Instruction. Exactly reproduce the entries, dropping any pictures from your copy.

Dataset.
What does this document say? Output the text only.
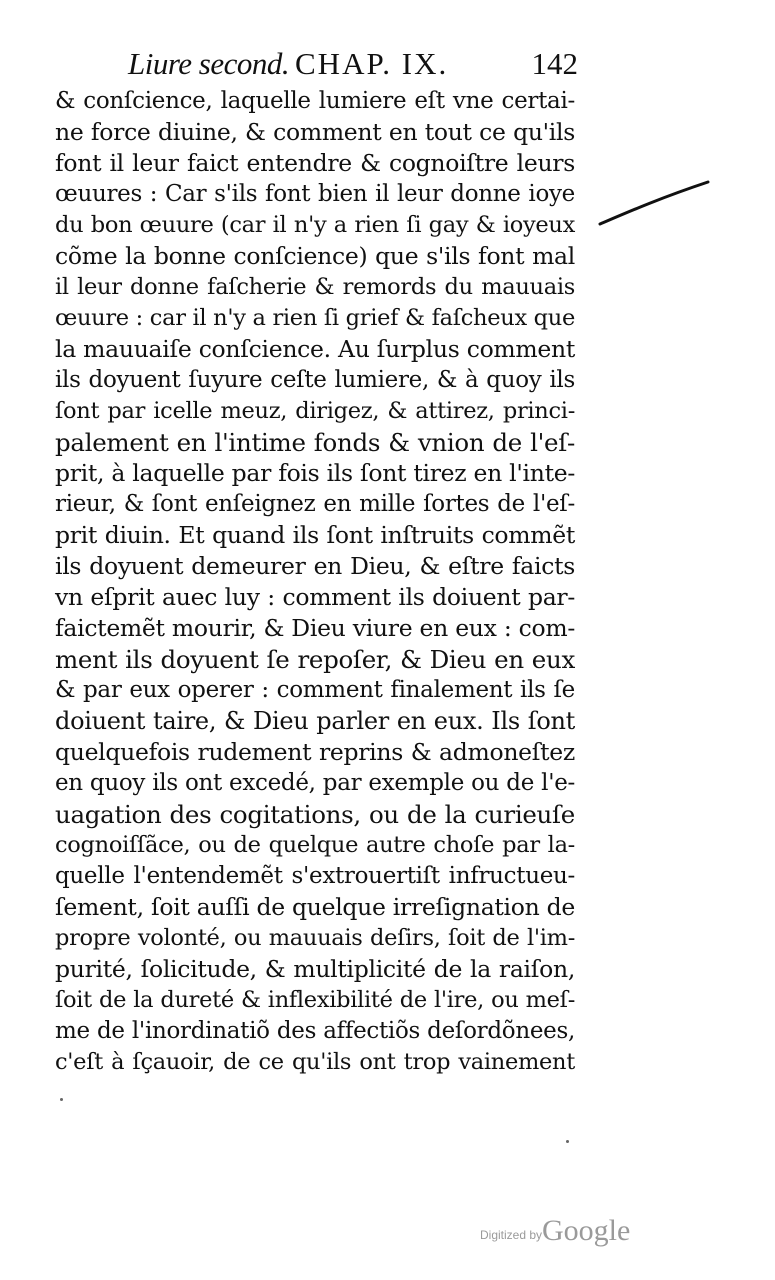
Liure second. CHAP. IX.	142
& conſcience, laquelle lumiere eſt vne certai-
ne force diuine, & comment en tout ce qu'ils
font il leur faict entendre & cognoiſtre leurs
œuures : Car s'ils font bien il leur donne ioye
du bon œuure (car il n'y a rien ſi gay & ioyeux
cõme la bonne conſcience) que s'ils font mal
il leur donne faſcherie & remords du mauuais
œuure : car il n'y a rien ſi grief & faſcheux que
la mauuaiſe conſcience. Au ſurplus comment
ils doyuent ſuyure ceſte lumiere, & à quoy ils
ſont par icelle meuz, dirigez, & attirez, princi-
palement en l'intime fonds & vnion de l'eſ-
prit, à laquelle par fois ils ſont tirez en l'inte-
rieur, & ſont enſeignez en mille ſortes de l'eſ-
prit diuin. Et quand ils ſont inſtruits commẽt
ils doyuent demeurer en Dieu, & eſtre faicts
vn eſprit auec luy : comment ils doiuent par-
faictemẽt mourir, & Dieu viure en eux : com-
ment ils doyuent ſe repoſer, & Dieu en eux
& par eux operer : comment finalement ils ſe
doiuent taire, & Dieu parler en eux. Ils ſont
quelquefois rudement reprins & admoneſtez
en quoy ils ont excedé, par exemple ou de l'e-
uagation des cogitations, ou de la curieuſe
cognoiſſãce, ou de quelque autre choſe par la-
quelle l'entendemẽt s'extrouertiſt infructueu-
ſement, ſoit auſſi de quelque irreſignation de
propre volonté, ou mauuais deſirs, ſoit de l'im-
purité, ſolicitude, & multiplicité de la raiſon,
ſoit de la dureté & inflexibilité de l'ire, ou meſ-
me de l'inordinatiõ des affectiõs deſordõnees,
c'eſt à ſçauoir, de ce qu'ils ont trop vainement
Digitized by Google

Exercise response.
What does this document say? Output the text only.
Liure second. CHAP. IX.	142
& conſcience, laquelle lumiere eſt vne certai-
ne force diuine, & comment en tout ce qu'ils
font il leur faict entendre & cognoiſtre leurs
œuures : Car s'ils font bien il leur donne ioye
du bon œuure (car il n'y a rien ſi gay & ioyeux
cõme la bonne conſcience) que s'ils font mal
il leur donne faſcherie & remords du mauuais
œuure : car il n'y a rien ſi grief & faſcheux que
la mauuaiſe conſcience. Au ſurplus comment
ils doyuent ſuyure ceſte lumiere, & à quoy ils
ſont par icelle meuz, dirigez, & attirez, princi-
palement en l'intime fonds & vnion de l'eſ-
prit, à laquelle par fois ils ſont tirez en l'inte-
rieur, & ſont enſeignez en mille ſortes de l'eſ-
prit diuin. Et quand ils ſont inſtruits commẽt
ils doyuent demeurer en Dieu, & eſtre faicts
vn eſprit auec luy : comment ils doiuent par-
faictemẽt mourir, & Dieu viure en eux : com-
ment ils doyuent ſe repoſer, & Dieu en eux
& par eux operer : comment finalement ils ſe
doiuent taire, & Dieu parler en eux. Ils ſont
quelquefois rudement reprins & admoneſtez
en quoy ils ont excedé, par exemple ou de l'e-
uagation des cogitations, ou de la curieuſe
cognoiſſãce, ou de quelque autre choſe par la-
quelle l'entendemẽt s'extrouertiſt infructueu-
ſement, ſoit auſſi de quelque irreſignation de
propre volonté, ou mauuais deſirs, ſoit de l'im-
purité, ſolicitude, & multiplicité de la raiſon,
ſoit de la dureté & inflexibilité de l'ire, ou meſ-
me de l'inordinatiõ des affectiõs deſordõnees,
c'eſt à ſçauoir, de ce qu'ils ont trop vainement
Digitized by Google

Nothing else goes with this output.